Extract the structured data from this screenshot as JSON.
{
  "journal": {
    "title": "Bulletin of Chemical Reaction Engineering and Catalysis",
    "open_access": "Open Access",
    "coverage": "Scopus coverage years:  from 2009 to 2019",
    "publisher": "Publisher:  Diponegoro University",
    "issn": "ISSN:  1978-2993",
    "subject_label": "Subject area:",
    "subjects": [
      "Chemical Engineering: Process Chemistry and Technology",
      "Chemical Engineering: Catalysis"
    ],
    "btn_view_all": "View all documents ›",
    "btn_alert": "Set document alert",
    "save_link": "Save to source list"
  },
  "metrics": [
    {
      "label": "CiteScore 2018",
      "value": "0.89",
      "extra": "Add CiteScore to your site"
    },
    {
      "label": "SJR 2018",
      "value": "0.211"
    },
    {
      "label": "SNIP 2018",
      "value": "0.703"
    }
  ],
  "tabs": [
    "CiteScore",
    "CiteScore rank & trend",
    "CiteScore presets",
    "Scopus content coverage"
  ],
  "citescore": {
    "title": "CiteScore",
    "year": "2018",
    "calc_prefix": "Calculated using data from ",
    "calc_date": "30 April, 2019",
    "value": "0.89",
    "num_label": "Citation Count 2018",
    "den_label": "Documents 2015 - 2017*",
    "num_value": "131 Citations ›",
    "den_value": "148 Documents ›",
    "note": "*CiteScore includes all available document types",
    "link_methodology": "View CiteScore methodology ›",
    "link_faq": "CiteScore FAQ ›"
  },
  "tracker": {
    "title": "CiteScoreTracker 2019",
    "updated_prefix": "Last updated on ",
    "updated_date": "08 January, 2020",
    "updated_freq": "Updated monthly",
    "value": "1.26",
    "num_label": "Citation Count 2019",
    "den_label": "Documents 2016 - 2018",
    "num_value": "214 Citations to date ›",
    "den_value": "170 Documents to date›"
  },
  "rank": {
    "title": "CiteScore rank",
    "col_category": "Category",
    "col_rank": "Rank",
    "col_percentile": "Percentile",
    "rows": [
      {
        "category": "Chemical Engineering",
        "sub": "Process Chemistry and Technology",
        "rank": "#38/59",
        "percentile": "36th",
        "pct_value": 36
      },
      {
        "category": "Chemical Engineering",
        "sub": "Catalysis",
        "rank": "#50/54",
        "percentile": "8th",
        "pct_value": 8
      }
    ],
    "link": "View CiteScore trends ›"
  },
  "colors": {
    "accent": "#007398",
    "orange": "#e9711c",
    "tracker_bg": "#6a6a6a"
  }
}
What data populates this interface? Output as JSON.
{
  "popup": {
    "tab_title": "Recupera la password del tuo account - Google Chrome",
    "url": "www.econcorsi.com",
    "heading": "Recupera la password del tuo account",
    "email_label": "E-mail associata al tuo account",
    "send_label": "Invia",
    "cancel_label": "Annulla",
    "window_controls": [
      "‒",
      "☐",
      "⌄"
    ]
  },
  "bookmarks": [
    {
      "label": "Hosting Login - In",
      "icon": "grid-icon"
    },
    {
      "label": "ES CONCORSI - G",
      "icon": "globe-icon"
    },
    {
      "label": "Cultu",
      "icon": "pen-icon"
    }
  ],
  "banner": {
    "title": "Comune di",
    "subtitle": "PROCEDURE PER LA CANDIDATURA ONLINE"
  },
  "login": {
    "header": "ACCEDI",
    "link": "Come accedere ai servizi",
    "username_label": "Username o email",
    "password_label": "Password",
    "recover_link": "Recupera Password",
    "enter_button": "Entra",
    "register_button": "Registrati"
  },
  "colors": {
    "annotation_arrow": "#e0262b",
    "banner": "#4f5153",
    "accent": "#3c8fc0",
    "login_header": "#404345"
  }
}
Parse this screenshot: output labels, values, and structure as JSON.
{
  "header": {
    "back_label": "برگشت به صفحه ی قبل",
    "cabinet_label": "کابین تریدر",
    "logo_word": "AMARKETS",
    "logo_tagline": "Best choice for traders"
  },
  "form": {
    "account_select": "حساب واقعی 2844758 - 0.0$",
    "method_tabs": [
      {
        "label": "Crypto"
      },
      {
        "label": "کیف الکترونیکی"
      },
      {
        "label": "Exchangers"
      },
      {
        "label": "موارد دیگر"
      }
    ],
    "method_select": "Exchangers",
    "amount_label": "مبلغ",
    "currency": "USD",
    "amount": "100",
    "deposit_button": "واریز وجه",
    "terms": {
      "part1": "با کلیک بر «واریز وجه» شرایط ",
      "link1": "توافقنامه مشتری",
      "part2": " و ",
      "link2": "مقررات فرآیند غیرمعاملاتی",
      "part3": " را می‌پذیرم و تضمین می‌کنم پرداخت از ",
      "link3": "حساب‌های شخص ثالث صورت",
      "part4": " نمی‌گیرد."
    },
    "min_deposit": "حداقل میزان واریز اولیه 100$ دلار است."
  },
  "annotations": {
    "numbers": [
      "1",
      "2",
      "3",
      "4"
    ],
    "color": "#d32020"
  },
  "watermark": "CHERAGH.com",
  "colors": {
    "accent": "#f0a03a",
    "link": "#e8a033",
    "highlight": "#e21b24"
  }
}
+++
## Challenge
Above are the records; retype them all without a single difference.

## Output for this exercise
Extract the structured data from this screenshot as JSON.
{
  "journal": {
    "title": "Bulletin of Chemical Reaction Engineering and Catalysis",
    "open_access": "Open Access",
    "coverage": "Scopus coverage years:  from 2009 to 2019",
    "publisher": "Publisher:  Diponegoro University",
    "issn": "ISSN:  1978-2993",
    "subject_label": "Subject area:",
    "subjects": [
      "Chemical Engineering: Process Chemistry and Technology",
      "Chemical Engineering: Catalysis"
    ],
    "btn_view_all": "View all documents ›",
    "btn_alert": "Set document alert",
    "save_link": "Save to source list"
  },
  "metrics": [
    {
      "label": "CiteScore 2018",
      "value": "0.89",
      "extra": "Add CiteScore to your site"
    },
    {
      "label": "SJR 2018",
      "value": "0.211"
    },
    {
      "label": "SNIP 2018",
      "value": "0.703"
    }
  ],
  "tabs": [
    "CiteScore",
    "CiteScore rank & trend",
    "CiteScore presets",
    "Scopus content coverage"
  ],
  "citescore": {
    "title": "CiteScore",
    "year": "2018",
    "calc_prefix": "Calculated using data from ",
    "calc_date": "30 April, 2019",
    "value": "0.89",
    "num_label": "Citation Count 2018",
    "den_label": "Documents 2015 - 2017*",
    "num_value": "131 Citations ›",
    "den_value": "148 Documents ›",
    "note": "*CiteScore includes all available document types",
    "link_methodology": "View CiteScore methodology ›",
    "link_faq": "CiteScore FAQ ›"
  },
  "tracker": {
    "title": "CiteScoreTracker 2019",
    "updated_prefix": "Last updated on ",
    "updated_date": "08 January, 2020",
    "updated_freq": "Updated monthly",
    "value": "1.26",
    "num_label": "Citation Count 2019",
    "den_label": "Documents 2016 - 2018",
    "num_value": "214 Citations to date ›",
    "den_value": "170 Documents to date›"
  },
  "rank": {
    "title": "CiteScore rank",
    "col_category": "Category",
    "col_rank": "Rank",
    "col_percentile": "Percentile",
    "rows": [
      {
        "category": "Chemical Engineering",
        "sub": "Process Chemistry and Technology",
        "rank": "#38/59",
        "percentile": "36th",
        "pct_value": 36
      },
      {
        "category": "Chemical Engineering",
        "sub": "Catalysis",
        "rank": "#50/54",
        "percentile": "8th",
        "pct_value": 8
      }
    ],
    "link": "View CiteScore trends ›"
  },
  "colors": {
    "accent": "#007398",
    "orange": "#e9711c",
    "tracker_bg": "#6a6a6a"
  }
}
What data populates this interface? Output as JSON.
{
  "popup": {
    "tab_title": "Recupera la password del tuo account - Google Chrome",
    "url": "www.econcorsi.com",
    "heading": "Recupera la password del tuo account",
    "email_label": "E-mail associata al tuo account",
    "send_label": "Invia",
    "cancel_label": "Annulla",
    "window_controls": [
      "‒",
      "☐",
      "⌄"
    ]
  },
  "bookmarks": [
    {
      "label": "Hosting Login - In",
      "icon": "grid-icon"
    },
    {
      "label": "ES CONCORSI - G",
      "icon": "globe-icon"
    },
    {
      "label": "Cultu",
      "icon": "pen-icon"
    }
  ],
  "banner": {
    "title": "Comune di",
    "subtitle": "PROCEDURE PER LA CANDIDATURA ONLINE"
  },
  "login": {
    "header": "ACCEDI",
    "link": "Come accedere ai servizi",
    "username_label": "Username o email",
    "password_label": "Password",
    "recover_link": "Recupera Password",
    "enter_button": "Entra",
    "register_button": "Registrati"
  },
  "colors": {
    "annotation_arrow": "#e0262b",
    "banner": "#4f5153",
    "accent": "#3c8fc0",
    "login_header": "#404345"
  }
}
Parse this screenshot: output labels, values, and structure as JSON.
{
  "header": {
    "back_label": "برگشت به صفحه ی قبل",
    "cabinet_label": "کابین تریدر",
    "logo_word": "AMARKETS",
    "logo_tagline": "Best choice for traders"
  },
  "form": {
    "account_select": "حساب واقعی 2844758 - 0.0$",
    "method_tabs": [
      {
        "label": "Crypto"
      },
      {
        "label": "کیف الکترونیکی"
      },
      {
        "label": "Exchangers"
      },
      {
        "label": "موارد دیگر"
      }
    ],
    "method_select": "Exchangers",
    "amount_label": "مبلغ",
    "currency": "USD",
    "amount": "100",
    "deposit_button": "واریز وجه",
    "terms": {
      "part1": "با کلیک بر «واریز وجه» شرایط ",
      "link1": "توافقنامه مشتری",
      "part2": " و ",
      "link2": "مقررات فرآیند غیرمعاملاتی",
      "part3": " را می‌پذیرم و تضمین می‌کنم پرداخت از ",
      "link3": "حساب‌های شخص ثالث صورت",
      "part4": " نمی‌گیرد."
    },
    "min_deposit": "حداقل میزان واریز اولیه 100$ دلار است."
  },
  "annotations": {
    "numbers": [
      "1",
      "2",
      "3",
      "4"
    ],
    "color": "#d32020"
  },
  "watermark": "CHERAGH.com",
  "colors": {
    "accent": "#f0a03a",
    "link": "#e8a033",
    "highlight": "#e21b24"
  }
}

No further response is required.